Reproduce the part of the listing that opens with the line containing "List all visible" and closes with the line containing "chart-title: 德明利(001309)2023三季报 - 资产负债", swapping every "legend-swatch" for "legend-marker" and changing nothing else.

┄┄┄┄┄┄

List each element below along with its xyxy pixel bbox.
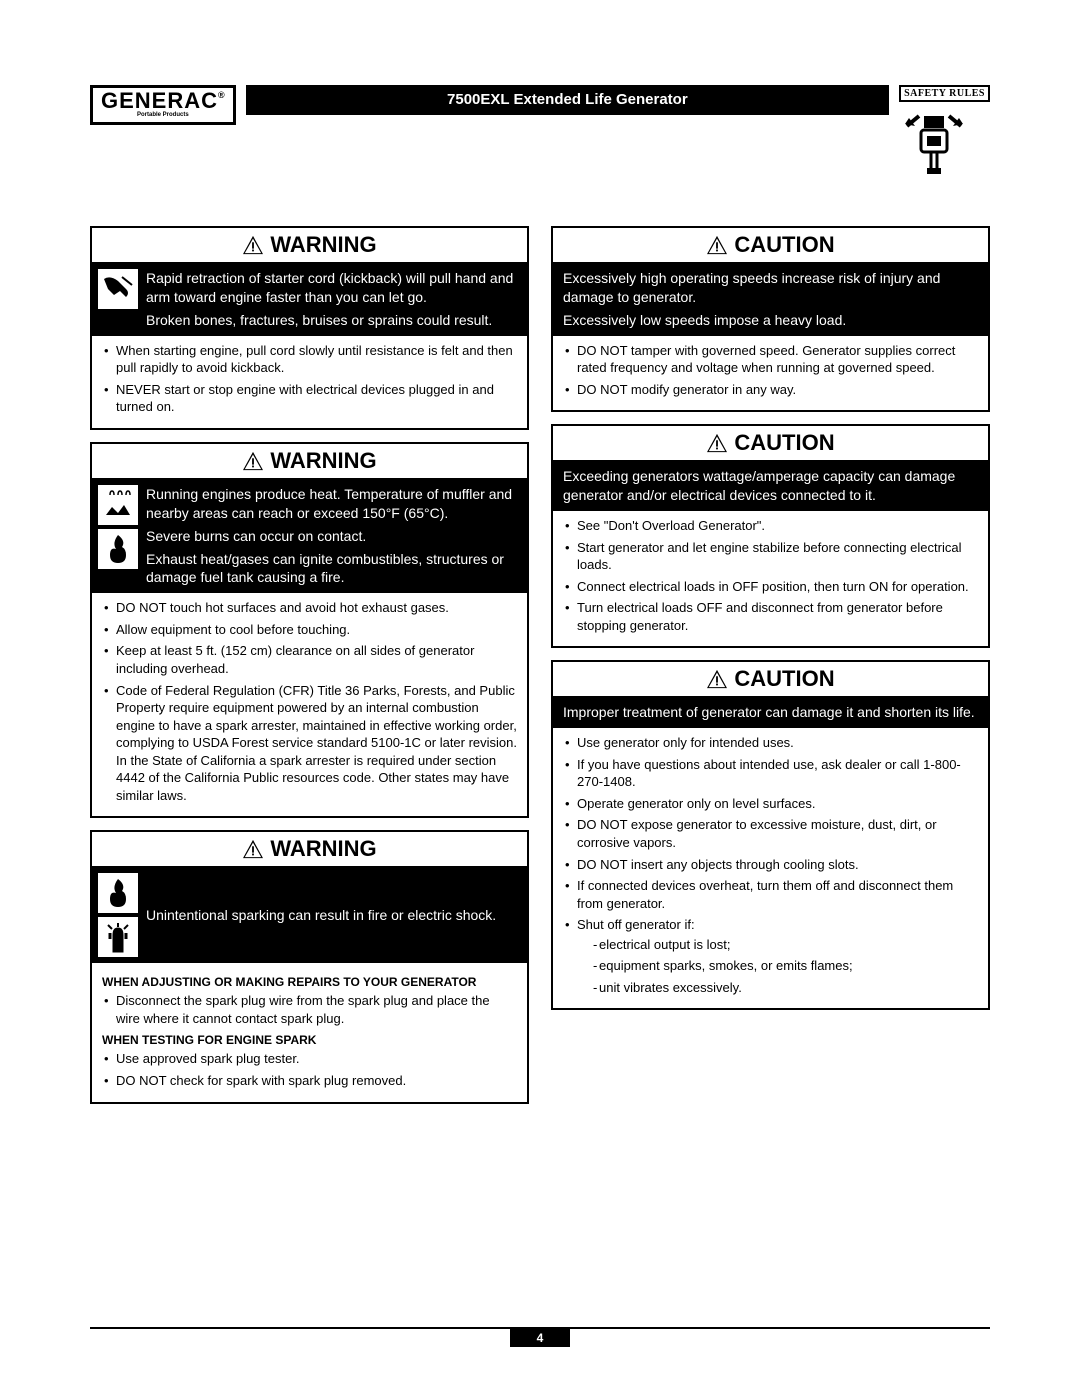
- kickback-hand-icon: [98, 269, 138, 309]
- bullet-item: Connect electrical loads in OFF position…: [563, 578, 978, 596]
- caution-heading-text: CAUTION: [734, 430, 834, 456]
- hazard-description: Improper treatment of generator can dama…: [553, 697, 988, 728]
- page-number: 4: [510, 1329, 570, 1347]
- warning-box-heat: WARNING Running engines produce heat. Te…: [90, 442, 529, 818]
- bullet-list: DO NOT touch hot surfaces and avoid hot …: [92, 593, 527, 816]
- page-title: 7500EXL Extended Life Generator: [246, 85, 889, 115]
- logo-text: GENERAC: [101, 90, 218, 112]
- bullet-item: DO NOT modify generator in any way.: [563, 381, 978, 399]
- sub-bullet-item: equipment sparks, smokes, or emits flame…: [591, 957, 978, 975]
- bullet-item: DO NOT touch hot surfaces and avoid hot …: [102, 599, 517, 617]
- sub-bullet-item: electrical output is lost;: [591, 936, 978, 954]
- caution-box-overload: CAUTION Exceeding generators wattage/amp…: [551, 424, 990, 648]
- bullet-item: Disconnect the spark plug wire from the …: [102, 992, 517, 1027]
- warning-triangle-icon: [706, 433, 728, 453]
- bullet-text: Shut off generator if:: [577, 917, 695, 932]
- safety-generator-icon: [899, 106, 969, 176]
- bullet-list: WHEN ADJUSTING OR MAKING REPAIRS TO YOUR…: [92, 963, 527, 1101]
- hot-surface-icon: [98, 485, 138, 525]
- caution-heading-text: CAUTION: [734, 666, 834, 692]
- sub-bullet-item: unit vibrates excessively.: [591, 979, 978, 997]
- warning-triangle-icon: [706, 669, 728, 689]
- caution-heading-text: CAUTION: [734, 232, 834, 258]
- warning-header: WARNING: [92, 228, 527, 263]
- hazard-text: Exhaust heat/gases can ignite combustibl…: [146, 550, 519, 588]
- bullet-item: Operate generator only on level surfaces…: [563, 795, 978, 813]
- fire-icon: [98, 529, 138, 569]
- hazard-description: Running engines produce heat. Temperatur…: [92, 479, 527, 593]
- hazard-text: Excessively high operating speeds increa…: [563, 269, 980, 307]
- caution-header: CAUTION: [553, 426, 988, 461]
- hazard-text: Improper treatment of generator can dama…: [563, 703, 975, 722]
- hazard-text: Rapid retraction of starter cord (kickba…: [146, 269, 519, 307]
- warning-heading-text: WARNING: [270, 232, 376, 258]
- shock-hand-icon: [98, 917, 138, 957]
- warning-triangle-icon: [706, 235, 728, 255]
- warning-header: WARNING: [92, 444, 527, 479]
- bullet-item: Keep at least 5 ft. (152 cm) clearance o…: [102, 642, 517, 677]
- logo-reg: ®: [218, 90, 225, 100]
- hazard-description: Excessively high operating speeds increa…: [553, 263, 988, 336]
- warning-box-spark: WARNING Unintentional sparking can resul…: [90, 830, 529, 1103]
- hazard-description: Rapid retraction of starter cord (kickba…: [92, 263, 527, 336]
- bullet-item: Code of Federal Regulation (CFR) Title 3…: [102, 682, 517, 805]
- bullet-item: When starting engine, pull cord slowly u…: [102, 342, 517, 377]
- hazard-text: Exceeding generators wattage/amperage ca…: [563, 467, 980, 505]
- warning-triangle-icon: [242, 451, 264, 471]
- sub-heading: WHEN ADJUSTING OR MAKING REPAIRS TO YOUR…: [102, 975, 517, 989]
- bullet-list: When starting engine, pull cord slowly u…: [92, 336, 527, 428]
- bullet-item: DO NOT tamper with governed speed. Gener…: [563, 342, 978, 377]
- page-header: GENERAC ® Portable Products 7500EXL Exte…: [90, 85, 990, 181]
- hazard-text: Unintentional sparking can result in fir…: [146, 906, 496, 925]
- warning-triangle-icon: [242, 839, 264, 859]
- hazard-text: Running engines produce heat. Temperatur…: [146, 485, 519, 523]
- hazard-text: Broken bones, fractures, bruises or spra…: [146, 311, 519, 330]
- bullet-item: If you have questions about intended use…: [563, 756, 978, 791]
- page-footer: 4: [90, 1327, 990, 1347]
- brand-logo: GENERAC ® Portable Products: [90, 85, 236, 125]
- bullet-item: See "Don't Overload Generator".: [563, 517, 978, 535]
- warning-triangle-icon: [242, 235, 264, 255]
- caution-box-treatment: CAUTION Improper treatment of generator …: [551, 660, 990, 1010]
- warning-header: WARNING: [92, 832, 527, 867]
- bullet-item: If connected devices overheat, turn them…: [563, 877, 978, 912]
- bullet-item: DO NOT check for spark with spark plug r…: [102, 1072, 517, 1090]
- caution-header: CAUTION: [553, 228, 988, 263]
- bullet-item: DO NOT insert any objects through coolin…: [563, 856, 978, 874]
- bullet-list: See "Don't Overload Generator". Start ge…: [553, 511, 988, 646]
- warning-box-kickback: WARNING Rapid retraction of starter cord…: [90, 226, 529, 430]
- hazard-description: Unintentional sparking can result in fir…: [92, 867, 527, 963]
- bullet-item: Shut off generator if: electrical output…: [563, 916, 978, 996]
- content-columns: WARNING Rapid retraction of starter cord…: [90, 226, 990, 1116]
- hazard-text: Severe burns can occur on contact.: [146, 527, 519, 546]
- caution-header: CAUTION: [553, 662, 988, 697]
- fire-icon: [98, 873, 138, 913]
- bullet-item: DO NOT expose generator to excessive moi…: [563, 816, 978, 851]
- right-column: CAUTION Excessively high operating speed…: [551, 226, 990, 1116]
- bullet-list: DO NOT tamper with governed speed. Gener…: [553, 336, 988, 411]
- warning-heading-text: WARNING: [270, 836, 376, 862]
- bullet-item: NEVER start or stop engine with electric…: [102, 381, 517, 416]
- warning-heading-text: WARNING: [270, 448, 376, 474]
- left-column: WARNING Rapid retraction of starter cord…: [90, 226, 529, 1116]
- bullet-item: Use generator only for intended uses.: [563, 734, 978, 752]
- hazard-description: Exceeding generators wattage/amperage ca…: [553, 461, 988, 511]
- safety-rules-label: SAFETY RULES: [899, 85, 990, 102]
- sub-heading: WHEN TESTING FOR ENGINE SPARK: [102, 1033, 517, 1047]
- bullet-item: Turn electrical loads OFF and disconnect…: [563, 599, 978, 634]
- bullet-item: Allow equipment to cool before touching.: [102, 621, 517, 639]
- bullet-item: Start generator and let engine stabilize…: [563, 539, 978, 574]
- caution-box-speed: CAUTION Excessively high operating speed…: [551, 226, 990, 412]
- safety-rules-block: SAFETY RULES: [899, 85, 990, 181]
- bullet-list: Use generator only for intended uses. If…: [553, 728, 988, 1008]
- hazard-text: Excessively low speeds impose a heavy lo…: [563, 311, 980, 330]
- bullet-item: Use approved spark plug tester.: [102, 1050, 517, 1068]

┄┄┄┄┄┄

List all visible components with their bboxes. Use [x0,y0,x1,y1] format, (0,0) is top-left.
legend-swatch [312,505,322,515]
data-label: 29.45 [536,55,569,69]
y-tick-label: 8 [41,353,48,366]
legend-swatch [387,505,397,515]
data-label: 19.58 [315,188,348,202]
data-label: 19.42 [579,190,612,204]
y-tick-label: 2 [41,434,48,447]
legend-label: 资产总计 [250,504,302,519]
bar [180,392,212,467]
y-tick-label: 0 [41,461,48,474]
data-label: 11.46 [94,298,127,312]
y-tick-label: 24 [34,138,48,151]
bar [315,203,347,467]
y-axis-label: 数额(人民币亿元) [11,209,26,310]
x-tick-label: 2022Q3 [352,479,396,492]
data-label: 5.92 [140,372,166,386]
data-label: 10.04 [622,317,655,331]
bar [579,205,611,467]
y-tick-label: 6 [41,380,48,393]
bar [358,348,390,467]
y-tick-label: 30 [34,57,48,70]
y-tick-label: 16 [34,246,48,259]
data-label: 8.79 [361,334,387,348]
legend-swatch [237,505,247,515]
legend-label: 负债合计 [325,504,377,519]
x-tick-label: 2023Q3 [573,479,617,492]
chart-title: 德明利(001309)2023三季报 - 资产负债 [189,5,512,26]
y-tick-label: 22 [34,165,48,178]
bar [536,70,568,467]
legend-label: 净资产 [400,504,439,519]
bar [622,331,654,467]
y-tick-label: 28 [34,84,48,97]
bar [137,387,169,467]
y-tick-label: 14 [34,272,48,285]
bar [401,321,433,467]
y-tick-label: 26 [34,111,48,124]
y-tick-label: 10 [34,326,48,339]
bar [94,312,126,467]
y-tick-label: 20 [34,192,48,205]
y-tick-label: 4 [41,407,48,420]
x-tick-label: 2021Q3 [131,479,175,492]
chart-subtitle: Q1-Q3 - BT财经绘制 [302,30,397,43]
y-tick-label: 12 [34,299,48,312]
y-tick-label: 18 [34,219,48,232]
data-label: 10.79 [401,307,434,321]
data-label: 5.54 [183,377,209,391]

┄┄┄┄┄┄

- Written reply:
List all visible components with their bboxes. Use [x0,y0,x1,y1] format, (0,0) is top-left.
legend-marker [312,505,322,515]
data-label: 29.45 [536,55,569,69]
y-tick-label: 8 [41,353,48,366]
legend-marker [387,505,397,515]
data-label: 19.58 [315,188,348,202]
data-label: 19.42 [579,190,612,204]
y-tick-label: 2 [41,434,48,447]
legend-label: 资产总计 [250,504,302,519]
bar [180,392,212,467]
y-tick-label: 0 [41,461,48,474]
data-label: 11.46 [94,298,127,312]
y-tick-label: 24 [34,138,48,151]
bar [315,203,347,467]
y-axis-label: 数额(人民币亿元) [11,209,26,310]
x-tick-label: 2022Q3 [352,479,396,492]
data-label: 5.92 [140,372,166,386]
data-label: 10.04 [622,317,655,331]
bar [579,205,611,467]
y-tick-label: 6 [41,380,48,393]
bar [358,348,390,467]
y-tick-label: 30 [34,57,48,70]
y-tick-label: 16 [34,246,48,259]
data-label: 8.79 [361,334,387,348]
legend-marker [237,505,247,515]
legend-label: 负债合计 [325,504,377,519]
x-tick-label: 2023Q3 [573,479,617,492]
chart-title: 德明利(001309)2023三季报 - 资产负债 [189,5,512,26]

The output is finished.